# Selected extract
If one forgets that it’s actually a British poem and has a subliminal meaning, an Indian can now easily adopt Akbar’s dream. Or perhaps already has. Isn’t modern India imagined and presented as a part of Akbar’s great dream? That’s not even remotely interesting. What is interesting is that this dream of Akbar presented by Tennyson actually starts with Kashmir.

AN INSCRIPTION BY ABUL FAZL FOR A TEMPLE IN KASHMIR
(Blochmann xxxii.)

O GOD in every temple I see people that see thee,
and in every language I hear spoken, people praise thee.
Polytheism and Islam feel after thee.
Each religion says, ‘Thou art one, without equal.’
If it be a mosque people murmur the holy prayer, and if it be a Christian Church, people ring the bell from love to Thee.
Sometimes I frequent the Christian cloister, and sometimes the mosque.
But it is thou whom I search from temple to temple.
Thy elect have no dealings with either heresy or orthodoxy; for neither of them stands behind the screen of thy truth.

# Short problem 1
In the passage on Akbar's dream, who is named as the author of the inscription for a temple in Kashmir?
# Short problem 2
Repeat the passage on Akbar's dream from "Polytheism and Islam" to "sometimes the mosque.".
# Short problem 3
Go on with the passage on Akbar's dream, picking up after its final line.

# Material
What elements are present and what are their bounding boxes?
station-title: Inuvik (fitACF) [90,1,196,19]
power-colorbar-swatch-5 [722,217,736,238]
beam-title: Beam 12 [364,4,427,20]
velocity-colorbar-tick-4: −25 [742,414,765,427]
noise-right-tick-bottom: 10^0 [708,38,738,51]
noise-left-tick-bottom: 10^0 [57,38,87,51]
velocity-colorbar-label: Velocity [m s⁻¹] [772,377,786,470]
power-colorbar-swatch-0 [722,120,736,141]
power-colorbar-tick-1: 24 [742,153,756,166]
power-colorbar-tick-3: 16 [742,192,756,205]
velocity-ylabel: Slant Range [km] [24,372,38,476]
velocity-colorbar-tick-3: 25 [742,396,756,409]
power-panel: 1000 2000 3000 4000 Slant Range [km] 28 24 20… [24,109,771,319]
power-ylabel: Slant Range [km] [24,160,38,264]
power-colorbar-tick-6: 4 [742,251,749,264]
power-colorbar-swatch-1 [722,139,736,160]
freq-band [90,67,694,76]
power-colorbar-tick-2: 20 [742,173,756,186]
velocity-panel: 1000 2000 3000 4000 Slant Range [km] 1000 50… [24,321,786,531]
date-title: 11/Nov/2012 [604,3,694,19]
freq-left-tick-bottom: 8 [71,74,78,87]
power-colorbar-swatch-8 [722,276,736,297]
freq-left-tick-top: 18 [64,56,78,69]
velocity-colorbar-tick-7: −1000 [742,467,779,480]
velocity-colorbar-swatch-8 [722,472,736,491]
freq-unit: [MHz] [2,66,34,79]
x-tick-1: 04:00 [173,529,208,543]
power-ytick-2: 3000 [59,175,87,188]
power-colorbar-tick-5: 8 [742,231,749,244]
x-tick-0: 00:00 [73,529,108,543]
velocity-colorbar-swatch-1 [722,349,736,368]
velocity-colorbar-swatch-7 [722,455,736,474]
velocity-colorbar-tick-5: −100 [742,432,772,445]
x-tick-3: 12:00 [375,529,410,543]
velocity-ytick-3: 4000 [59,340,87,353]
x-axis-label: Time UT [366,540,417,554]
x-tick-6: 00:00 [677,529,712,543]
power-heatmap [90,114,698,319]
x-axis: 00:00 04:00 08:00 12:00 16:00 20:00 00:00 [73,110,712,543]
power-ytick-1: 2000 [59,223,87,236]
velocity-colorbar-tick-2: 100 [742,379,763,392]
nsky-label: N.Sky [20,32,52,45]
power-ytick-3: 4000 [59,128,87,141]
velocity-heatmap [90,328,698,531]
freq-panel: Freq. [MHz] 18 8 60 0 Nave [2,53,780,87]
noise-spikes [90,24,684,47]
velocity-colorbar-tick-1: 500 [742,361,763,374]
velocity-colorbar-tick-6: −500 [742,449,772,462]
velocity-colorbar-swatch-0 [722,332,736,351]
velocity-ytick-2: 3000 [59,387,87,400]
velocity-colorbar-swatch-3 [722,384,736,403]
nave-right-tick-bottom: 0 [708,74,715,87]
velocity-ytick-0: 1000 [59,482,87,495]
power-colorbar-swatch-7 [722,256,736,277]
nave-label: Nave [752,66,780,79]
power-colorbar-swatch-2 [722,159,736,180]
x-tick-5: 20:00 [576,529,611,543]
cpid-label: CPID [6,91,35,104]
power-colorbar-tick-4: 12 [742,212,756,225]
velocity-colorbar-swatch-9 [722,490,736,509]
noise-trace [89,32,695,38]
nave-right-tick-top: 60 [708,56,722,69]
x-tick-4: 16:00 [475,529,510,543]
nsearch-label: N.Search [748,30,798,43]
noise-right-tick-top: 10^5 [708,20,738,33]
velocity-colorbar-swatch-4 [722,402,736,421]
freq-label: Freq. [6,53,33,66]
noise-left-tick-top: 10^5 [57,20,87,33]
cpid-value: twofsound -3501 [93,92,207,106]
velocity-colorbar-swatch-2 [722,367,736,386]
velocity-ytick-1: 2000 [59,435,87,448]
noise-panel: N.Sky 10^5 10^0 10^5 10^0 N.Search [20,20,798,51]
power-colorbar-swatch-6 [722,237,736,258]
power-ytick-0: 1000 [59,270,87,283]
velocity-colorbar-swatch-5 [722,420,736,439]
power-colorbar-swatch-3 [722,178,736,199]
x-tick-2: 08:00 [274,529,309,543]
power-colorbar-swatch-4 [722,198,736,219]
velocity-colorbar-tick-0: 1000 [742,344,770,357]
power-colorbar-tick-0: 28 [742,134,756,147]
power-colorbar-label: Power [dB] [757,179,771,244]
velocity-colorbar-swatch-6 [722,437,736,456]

# Response 1
Abul Fazl.

# Response 2
Polytheism and Islam feel after thee.
Each religion says, ‘Thou art one, without equal.’
If it be a mosque people murmur the holy prayer, and if it be a Christian Church, people ring the bell from love to Thee.
Sometimes I frequent the Christian cloister, and sometimes the mosque.

# Response 3
Heresy to the heretic, and religion to the orthodox,
But the dust of the rose-petal belongs to the heart of the perfume seller.

In 1872, Heidegger (Henry) Blochmann published the manuscript of ‘The Ain i Akbari’, and then in 1873 followed it with a translation.

In this book, about the origin of these lines, Blochmann writes:

“The ‘Durar ul Manshur’, a modern Tazkirah by Muhammad Askari Husaini of Bilgram, selects the following inscription written by Abul Fazal for a temple in Kashmir as a specimen both of Abul Fazal’s writing and his religious belief. It is certainly vey characteristic, and is easily recognised as Abul Fazal’s composition.”

The original with translation and his notes follows:

And so, that great experiment too started with Kashmir.